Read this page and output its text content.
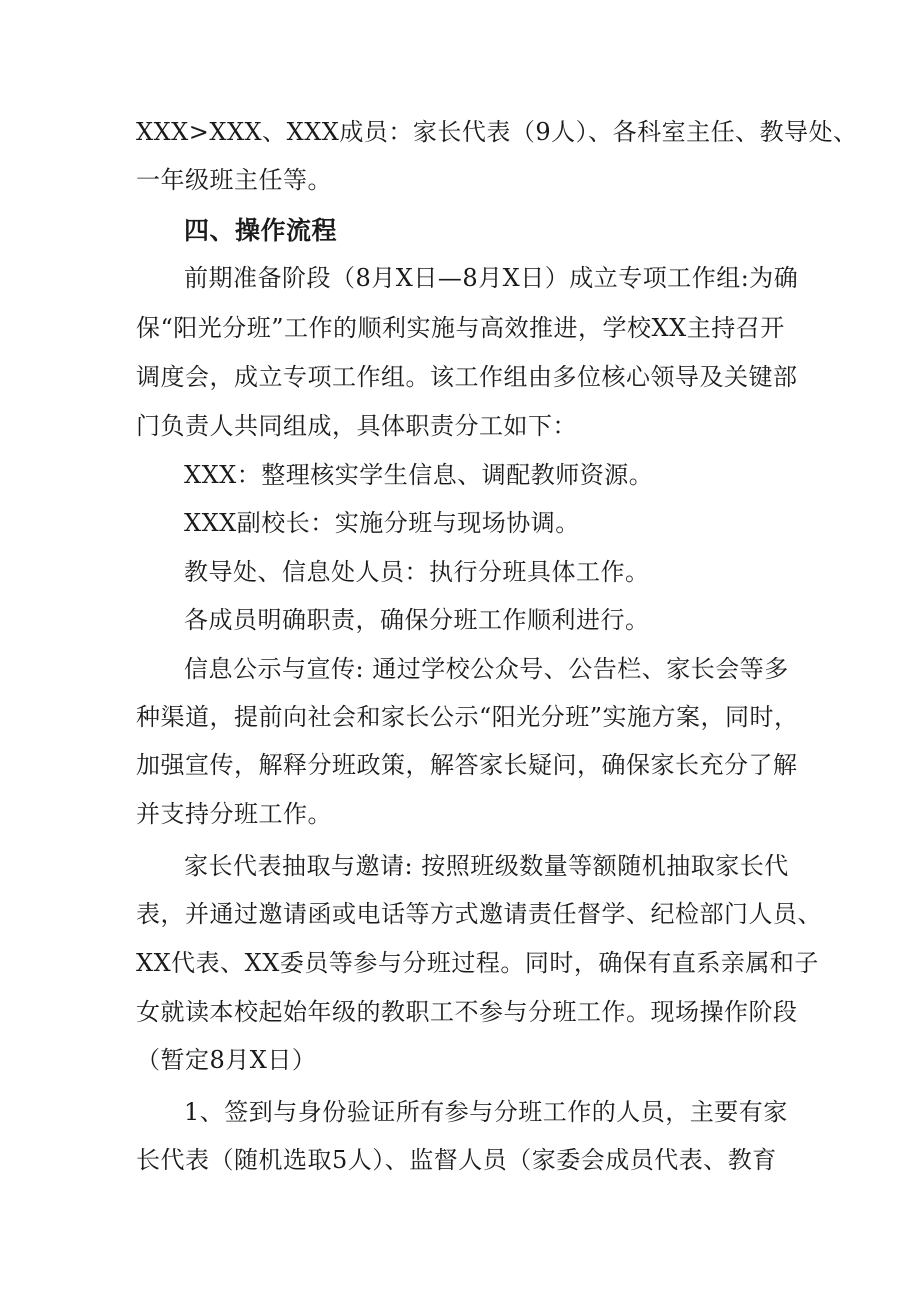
XXX>XXX、XXX成员：家长代表（9人）、各科室主任、教导处、
一年级班主任等。
四、操作流程
前期准备阶段（8月X日—8月X日）成立专项工作组:为确
保“阳光分班”工作的顺利实施与高效推进，学校XX主持召开
调度会，成立专项工作组。该工作组由多位核心领导及关键部
门负责人共同组成，具体职责分工如下：
XXX：整理核实学生信息、调配教师资源。
XXX副校长：实施分班与现场协调。
教导处、信息处人员：执行分班具体工作。
各成员明确职责，确保分班工作顺利进行。
信息公示与宣传: 通过学校公众号、公告栏、家长会等多
种渠道，提前向社会和家长公示“阳光分班”实施方案，同时，
加强宣传，解释分班政策，解答家长疑问，确保家长充分了解
并支持分班工作。
家长代表抽取与邀请: 按照班级数量等额随机抽取家长代
表，并通过邀请函或电话等方式邀请责任督学、纪检部门人员、
XX代表、XX委员等参与分班过程。同时，确保有直系亲属和子
女就读本校起始年级的教职工不参与分班工作。现场操作阶段
（暂定8月X日）
1、签到与身份验证所有参与分班工作的人员，主要有家
长代表（随机选取5人）、监督人员（家委会成员代表、教育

□ □ □ □ □

> **Exercise goal**
Write out the records above exactly as they appear, leaving out any pictures.

> **Exercise solution**
Read this page and output its text content.
XXX>XXX、XXX成员：家长代表（9人）、各科室主任、教导处、
一年级班主任等。
四、操作流程
前期准备阶段（8月X日—8月X日）成立专项工作组:为确
保“阳光分班”工作的顺利实施与高效推进，学校XX主持召开
调度会，成立专项工作组。该工作组由多位核心领导及关键部
门负责人共同组成，具体职责分工如下：
XXX：整理核实学生信息、调配教师资源。
XXX副校长：实施分班与现场协调。
教导处、信息处人员：执行分班具体工作。
各成员明确职责，确保分班工作顺利进行。
信息公示与宣传: 通过学校公众号、公告栏、家长会等多
种渠道，提前向社会和家长公示“阳光分班”实施方案，同时，
加强宣传，解释分班政策，解答家长疑问，确保家长充分了解
并支持分班工作。
家长代表抽取与邀请: 按照班级数量等额随机抽取家长代
表，并通过邀请函或电话等方式邀请责任督学、纪检部门人员、
XX代表、XX委员等参与分班过程。同时，确保有直系亲属和子
女就读本校起始年级的教职工不参与分班工作。现场操作阶段
（暂定8月X日）
1、签到与身份验证所有参与分班工作的人员，主要有家
长代表（随机选取5人）、监督人员（家委会成员代表、教育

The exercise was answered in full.